■ GOAL OF THE EXERCISE ■
Write the next part of the account below of the Ballog and Jolly George Verghese cases, beginning after its final sentence.
[Start TEXT BLOCK]
One night, when it was dark, he got on to the roof of the court house. He found the ventilating duct, and decided where to put the cylinder.
Next morning, soon after the court sat at 11.15, he took his briefcase (with the cylinder in it) to court, waiting for the moment when he could slip up to the roof without anyone seeing him. But the moment never came.
He had been seen on the night before.The officers of the court had watched him go up to the roof.
So, in the morning they kept an eye on him and arrested him. They opened his briefcase and took out the cylinder. They charged him with stealing a bottle of nitrous oxide. He admitted it. They kept him in custody and reported the matter to the presiding Judge, a person without any sense of humour, Justice Melford Stevenson.
The judge had Ballog brought before him. It was a summary trial. The police inspector gave evidence. Ballog admitted it was all true.
He said he meant it as a joke, a practical joke. But the judge thought differently. He was not amused. To him this was no laughing matter. It was a very serious contempt of court. The judge sentenced him to prison for six months.
At hearing this sentence Ballog exploded. He told the judge: “You are a humourless automaton – why don’t you self-destruct”.
The wretched man was forcibly taken away to serve his sentence! He languished in jail for a week and wrote a pleading letter to the judge – but the humourless judge was not moved.
Ballog appealed and the matter came up before the Court of Appeal – fortunately for Ballog, before Lord Denning.
Denning was all sympathy for the poor wretch. He had already suffered in jail for seven days by then.
One can see how the great man’s mind worked – “there must be some way found to get this man out”, Denning said to himself, and only a Denning could find a way. And Denning found it.
This is what he said (in his judgment) – “Well, Ballog had merely prepared to commit contempt of court. He had not even attempted to commit it, because nothing was let into the ducts; mere preparation for committing contempt even with intent is not contempt”. And besides Ballog had apologised – “that is enough to purge his contempt, if contempt it was”.
The case ended. The judgment of the trial court was set aside.
As for the judge who sentenced Ballog, he was disposed off in a few short sharp sentences. This is what Denning wrote:
“The judge, acted with a firmness which became him. As it happened, he went wrong because he went too far. That is no reproach to him. It only shows the wisdom of having a Court of Appeal!”
Simply and most effectively put.
We in India were fortunate to have had another Judge like Denning – though his style of writing judgments was entirely different. But his heart like Denning’s was in the right place.
And like Lord Denning he was with us till age 100!
The Jolly George Verghese Case
Justice Krishan Iyer’s humanising influence on the law was first expressed in a case – of little apparent public importance.
But it is one of the judgments of his I like best: a case of a small time businessman of Kerala who went by the rollicking name of Jolly George Verghese (fancy having a name like Jolly George Verghese).
Let me tell you this story.
Like many others of his kind this individual was in debt and could not afford to pay his debts, even judgment debts. And so like many other hundreds of persons at the time (and many thousands before him) the poor fellow was marched off to the civil prison.
Rightly, courts in Kerala had said, relying on the provisions of Section 51 of the Code of Civil Procedure 1908 – one of the modes of execution of a money decree is imprisonment of the debtor in civil jail.
[End TEXT BLOCK]
[Start DATA]
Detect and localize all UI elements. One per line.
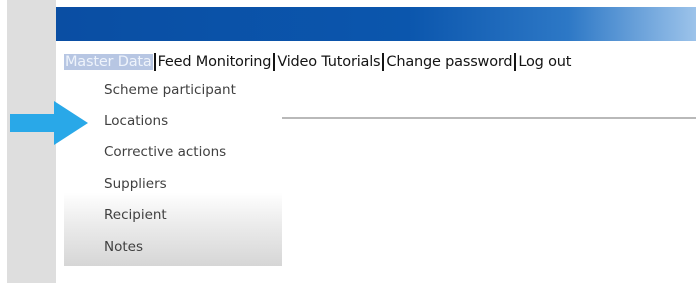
nav-separator — [273, 53, 276, 71]
menu-item-suppliers[interactable]: Suppliers — [104, 176, 167, 192]
menu-item-notes[interactable]: Notes — [104, 239, 143, 255]
right-arrow-icon — [10, 101, 88, 145]
menu-item-corrective-actions[interactable]: Corrective actions — [104, 144, 226, 160]
menu-item-locations[interactable]: Locations — [104, 113, 168, 129]
nav-item-feed-monitoring[interactable]: Feed Monitoring — [157, 54, 273, 70]
page: Master Data Feed Monitoring Video Tutori… — [0, 0, 696, 293]
content-divider — [282, 117, 696, 119]
top-nav: Master Data Feed Monitoring Video Tutori… — [64, 52, 572, 72]
nav-separator — [153, 53, 156, 71]
nav-item-master-data[interactable]: Master Data — [64, 54, 153, 70]
nav-separator — [514, 53, 517, 71]
nav-item-change-password[interactable]: Change password — [385, 54, 513, 70]
nav-separator — [382, 53, 385, 71]
header-bar — [56, 7, 696, 41]
nav-item-log-out[interactable]: Log out — [517, 54, 572, 70]
master-data-dropdown-menu: Scheme participant Locations Corrective … — [64, 72, 282, 266]
menu-item-recipient[interactable]: Recipient — [104, 207, 167, 223]
nav-item-video-tutorials[interactable]: Video Tutorials — [276, 54, 381, 70]
menu-item-scheme-participant[interactable]: Scheme participant — [104, 82, 236, 98]
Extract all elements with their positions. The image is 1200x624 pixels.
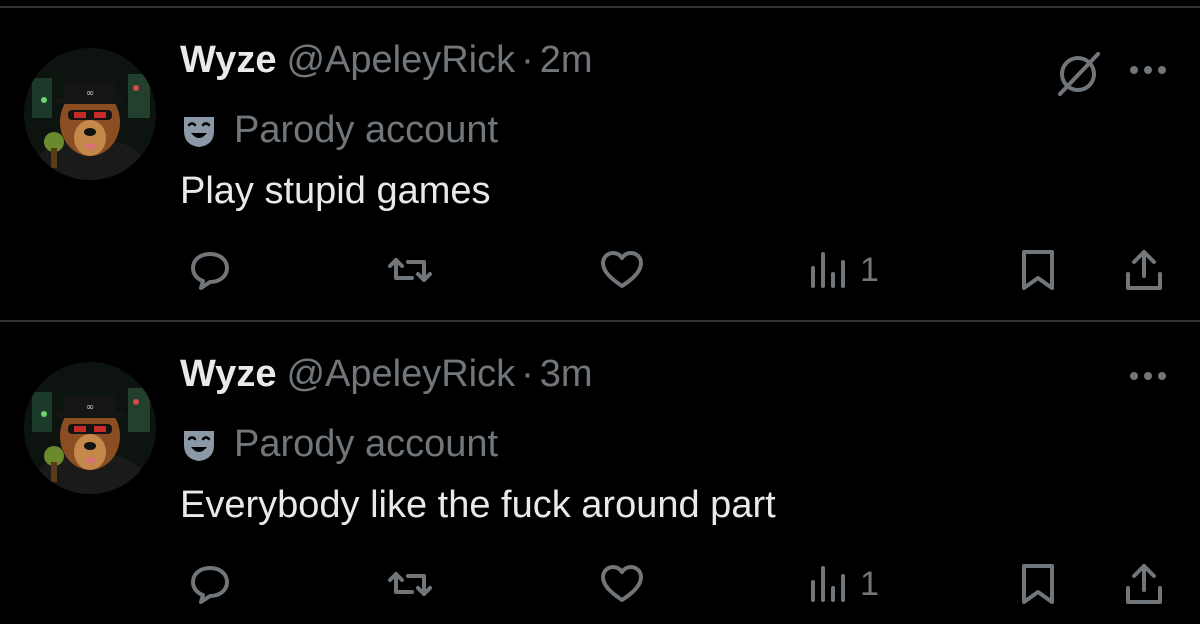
grok-icon[interactable] [1052, 48, 1104, 100]
display-name[interactable]: Wyze [180, 39, 276, 81]
views-button[interactable]: 1 [804, 240, 879, 300]
tweet-text: Everybody like the fuck around part [180, 484, 776, 526]
display-name[interactable]: Wyze [180, 353, 276, 395]
avatar[interactable]: ∞ [24, 48, 156, 180]
separator-dot: · [521, 353, 534, 395]
share-icon [1126, 250, 1162, 290]
tweet[interactable]: ∞ Wyze @ApeleyRick · 2m Parody account Play… [0, 8, 1200, 308]
analytics-icon [811, 566, 845, 602]
handle[interactable]: @ApeleyRick [286, 39, 515, 81]
repost-icon [388, 572, 432, 596]
action-bar: 1 [0, 240, 1200, 300]
dog-avatar-icon: ∞ [24, 362, 156, 494]
bookmark-icon [1022, 250, 1054, 290]
tweet-header: Wyze @ApeleyRick · 2m [180, 38, 593, 82]
avatar[interactable]: ∞ [24, 362, 156, 494]
handle[interactable]: @ApeleyRick [286, 353, 515, 395]
dog-avatar-icon: ∞ [24, 48, 156, 180]
parody-label: Parody account [180, 108, 498, 152]
like-button[interactable] [598, 554, 646, 614]
action-bar: 1 [0, 554, 1200, 614]
repost-button[interactable] [386, 240, 434, 300]
tweet-text: Play stupid games [180, 170, 491, 212]
theater-mask-icon [184, 431, 214, 461]
like-button[interactable] [598, 240, 646, 300]
reply-button[interactable] [186, 554, 234, 614]
bookmark-button[interactable] [1014, 240, 1062, 300]
svg-text:∞: ∞ [86, 402, 94, 413]
tweet[interactable]: ∞ Wyze @ApeleyRick · 3m Parody account Ever… [0, 322, 1200, 622]
parody-label: Parody account [180, 422, 498, 466]
more-options-icon[interactable] [1126, 366, 1170, 386]
reply-icon [191, 566, 229, 604]
reply-button[interactable] [186, 240, 234, 300]
views-count: 1 [860, 250, 879, 289]
more-options-icon[interactable] [1126, 60, 1170, 80]
parody-label-text: Parody account [234, 109, 499, 151]
separator-dot: · [521, 39, 534, 81]
theater-mask-icon [184, 117, 214, 147]
share-icon [1126, 564, 1162, 604]
timestamp[interactable]: 3m [540, 353, 593, 395]
heart-icon [601, 251, 643, 288]
bookmark-button[interactable] [1014, 554, 1062, 614]
tweet-header: Wyze @ApeleyRick · 3m [180, 352, 593, 396]
share-button[interactable] [1120, 554, 1168, 614]
reply-icon [191, 252, 229, 290]
parody-label-text: Parody account [234, 423, 499, 465]
heart-icon [601, 565, 643, 602]
views-count: 1 [860, 564, 879, 603]
repost-button[interactable] [386, 554, 434, 614]
bookmark-icon [1022, 564, 1054, 604]
svg-text:∞: ∞ [86, 88, 94, 99]
views-button[interactable]: 1 [804, 554, 879, 614]
repost-icon [388, 258, 432, 282]
share-button[interactable] [1120, 240, 1168, 300]
analytics-icon [811, 252, 845, 288]
timestamp[interactable]: 2m [540, 39, 593, 81]
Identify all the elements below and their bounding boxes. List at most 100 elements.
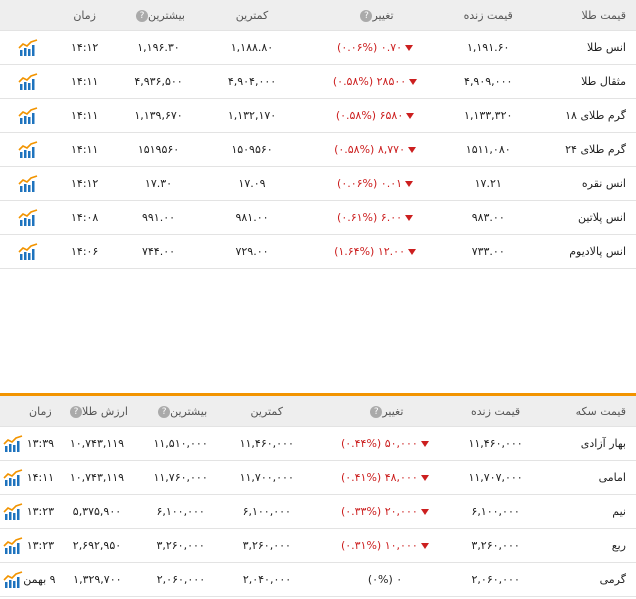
coin-price-table: قیمت سکه قیمت زنده تغییر? کمترین بیشترین… [0, 393, 636, 597]
header-live-price: قیمت زنده [463, 8, 513, 22]
table-row: نیم ۶,۱۰۰,۰۰۰ ۲۰,۰۰۰ (۰.۳۳%) ۶,۱۰۰,۰۰۰ ۶,۱۰۰… [0, 495, 636, 529]
bar-chart-icon[interactable] [18, 208, 38, 227]
coin-table-header: قیمت سکه قیمت زنده تغییر? کمترین بیشترین… [0, 396, 636, 427]
bar-chart-icon[interactable] [3, 468, 23, 487]
chart-link[interactable] [0, 502, 26, 521]
update-time: ۹ بهمن [23, 573, 56, 586]
high-price: ۲,۰۶۰,۰۰۰ [156, 573, 206, 586]
live-price: ۱۷.۲۱ [474, 177, 502, 190]
question-icon[interactable]: ? [135, 9, 148, 22]
table-row: گرم طلای ۱۸ ۱,۱۳۳,۳۲۰ ۶۵۸۰ (۰.۵۸%) ۱,۱۳۲,۱۷… [0, 99, 636, 133]
change-value: ۱۰,۰۰۰ (۰.۳۱%) [340, 539, 418, 552]
bar-chart-icon[interactable] [3, 434, 23, 453]
low-price: ۱۵۰۹۵۶۰ [231, 143, 273, 156]
change-value: ۶.۰۰ (۰.۶۱%) [337, 211, 403, 224]
chart-link[interactable] [0, 536, 26, 555]
high-price: ۱۱,۷۶۰,۰۰۰ [153, 471, 208, 484]
question-icon[interactable]: ? [70, 405, 82, 418]
header-high: بیشترین? [114, 9, 203, 22]
table-row: گرمی ۲,۰۶۰,۰۰۰ ۰ (۰%) ۲,۰۴۰,۰۰۰ ۲,۰۶۰,۰۰۰ ۱,۳… [0, 563, 636, 597]
price-change: ۰ (۰%) [311, 573, 459, 586]
bar-chart-icon[interactable] [18, 140, 38, 159]
header-change: تغییر? [311, 405, 459, 418]
update-time: ۱۴:۰۸ [71, 211, 99, 224]
down-triangle-icon [420, 543, 429, 549]
live-price: ۳,۲۶۰,۰۰۰ [471, 539, 520, 552]
item-name: مثقال طلا [581, 75, 626, 88]
chart-link[interactable] [0, 72, 55, 91]
update-time: ۱۴:۱۲ [71, 41, 99, 54]
low-price: ۱,۱۸۸.۸۰ [230, 41, 274, 54]
chart-link[interactable] [0, 242, 55, 261]
down-triangle-icon [407, 249, 416, 255]
live-price: ۴,۹۰۹,۰۰۰ [464, 75, 513, 88]
header-high: بیشترین? [139, 405, 223, 418]
header-live-price: قیمت زنده [471, 404, 521, 418]
update-time: ۱۴:۱۲ [71, 177, 99, 190]
header-low: کمترین [250, 404, 283, 418]
header-time: زمان [73, 8, 96, 22]
bar-chart-icon[interactable] [3, 570, 23, 589]
low-price: ۱۱,۴۶۰,۰۰۰ [239, 437, 294, 450]
table-row: انس نقره ۱۷.۲۱ ۰.۰۱ (۰.۰۶%) ۱۷.۰۹ ۱۷.۳۰ ۱۴:۱۲ [0, 167, 636, 201]
bar-chart-icon[interactable] [3, 536, 23, 555]
price-change: ۲۰,۰۰۰ (۰.۳۳%) [311, 505, 459, 518]
item-name: گرم طلای ۱۸ [565, 109, 626, 122]
low-price: ۳,۲۶۰,۰۰۰ [242, 539, 291, 552]
live-price: ۱۱,۷۰۷,۰۰۰ [468, 471, 523, 484]
bar-chart-icon[interactable] [18, 242, 38, 261]
high-price: ۴,۹۳۶,۵۰۰ [134, 75, 183, 88]
item-name: گرم طلای ۲۴ [565, 143, 626, 156]
chart-link[interactable] [0, 570, 26, 589]
gold-table-header: قیمت طلا قیمت زنده تغییر? کمترین بیشترین… [0, 0, 636, 31]
bar-chart-icon[interactable] [18, 106, 38, 125]
low-price: ۶,۱۰۰,۰۰۰ [242, 505, 291, 518]
high-price: ۱۵۱۹۵۶۰ [137, 143, 180, 156]
change-value: ۰.۷۰ (۰.۰۶%) [337, 41, 403, 54]
chart-link[interactable] [0, 208, 55, 227]
update-time: ۱۴:۱۱ [71, 143, 99, 156]
live-price: ۶,۱۰۰,۰۰۰ [471, 505, 520, 518]
update-time: ۱۳:۲۳ [26, 505, 55, 518]
bar-chart-icon[interactable] [3, 502, 23, 521]
change-value: ۲۰,۰۰۰ (۰.۳۳%) [340, 505, 418, 518]
down-triangle-icon [406, 113, 415, 119]
gold-value: ۱۰,۷۴۳,۱۱۹ [69, 471, 125, 484]
chart-link[interactable] [0, 140, 55, 159]
update-time: ۱۳:۳۹ [26, 437, 55, 450]
header-gold-name: قیمت طلا [581, 8, 626, 22]
update-time: ۱۴:۱۱ [26, 471, 55, 484]
chart-link[interactable] [0, 434, 26, 453]
bar-chart-icon[interactable] [18, 174, 38, 193]
bar-chart-icon[interactable] [18, 38, 38, 57]
change-value: ۰ (۰%) [367, 573, 403, 586]
high-price: ۱۷.۳۰ [144, 177, 173, 190]
high-price: ۳,۲۶۰,۰۰۰ [156, 539, 205, 552]
header-gold-value: ارزش طلا? [55, 405, 139, 418]
question-icon[interactable]: ? [158, 405, 171, 418]
gold-price-table: قیمت طلا قیمت زنده تغییر? کمترین بیشترین… [0, 0, 636, 269]
chart-link[interactable] [0, 38, 55, 57]
bar-chart-icon[interactable] [18, 72, 38, 91]
item-name: نیم [612, 505, 626, 518]
item-name: انس پلاتین [577, 211, 626, 224]
low-price: ۲,۰۴۰,۰۰۰ [242, 573, 292, 586]
change-value: ۵۰,۰۰۰ (۰.۴۴%) [340, 437, 418, 450]
question-icon[interactable]: ? [370, 405, 383, 418]
down-triangle-icon [420, 441, 429, 447]
chart-link[interactable] [0, 106, 55, 125]
price-change: ۸,۷۷۰ (۰.۵۸%) [301, 143, 449, 156]
question-icon[interactable]: ? [360, 9, 373, 22]
chart-link[interactable] [0, 468, 26, 487]
down-triangle-icon [420, 475, 429, 481]
down-triangle-icon [420, 509, 429, 515]
live-price: ۹۸۳.۰۰ [471, 211, 505, 224]
low-price: ۴,۹۰۴,۰۰۰ [227, 75, 277, 88]
chart-link[interactable] [0, 174, 55, 193]
change-value: ۶۵۸۰ (۰.۵۸%) [335, 109, 404, 122]
down-triangle-icon [405, 215, 414, 221]
live-price: ۱,۱۳۳,۳۲۰ [464, 109, 513, 122]
down-triangle-icon [405, 181, 414, 187]
item-name: امامی [598, 471, 626, 484]
change-value: ۰.۰۱ (۰.۰۶%) [337, 177, 403, 190]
[End DATA]
■ RESULT ■
But Jolly George Verghese was more fortunate than his other debt ridden brethren.
He appealed to the Supreme Court of India.
And happily for him and for the law, the case came before a bench presided over by Justice Krishna Iyer.
The judgment is a treat. I advise all who are enthusiasts of the law and those interested in social justice to read it and absorb its meaning.
It is simply written – but not without fine literary flourishes.
Always a man (of vast and varied reading) Krishna Iyer in his judgment in the case first quotes Shakespeare (Merchant of Venice):
“Imprisonment is not to be ordered merely because, like Shylock the creditor says, I crave the law, the penalty and forfeit of my bond.”
The Judge then quotes from a book more ancient than Shakespeare, the Bible - the Old Testament:
“Mercy is reasonable in the time of affliction as clouds of rain in the time of drought.”
(What beautiful imagery)
When the case first came before him Krishna Iyer looked into the law and found that the enacted law gave him no choice but to uphold the judgment of the Kerala High Court. But then like the good Judge he was he looked elsewhere and he read the UN International Covenants. He found that they did not match with Section 51 of the CPC.
He found Article 11 of the International Covenant on Civil and Political Rights 1969 (ICCPR). One of the major United Nation’s covenants, India was a party to it, Article 11 of the ICCPR says:
“No one shall be imprisoned merely on the ground of inability to fulfill a contractual obligation.”
This post Second World War provision was in the teeth of the pre-First World War Section 51 of the CPC – and then Krishna Iyer figured out how best he could reconcile the two in the interest of this small miserable man with such a jolly name.
The ICCPR, though not part of Indian law, is certainly part of international law recognised in India. So Krishna Iyer reasoned.
He also reasoned that international law must have some influence on the interpretation of our own national law especially when our national law pre-dates India’s ratification of the UN Covenant by more than 60 years.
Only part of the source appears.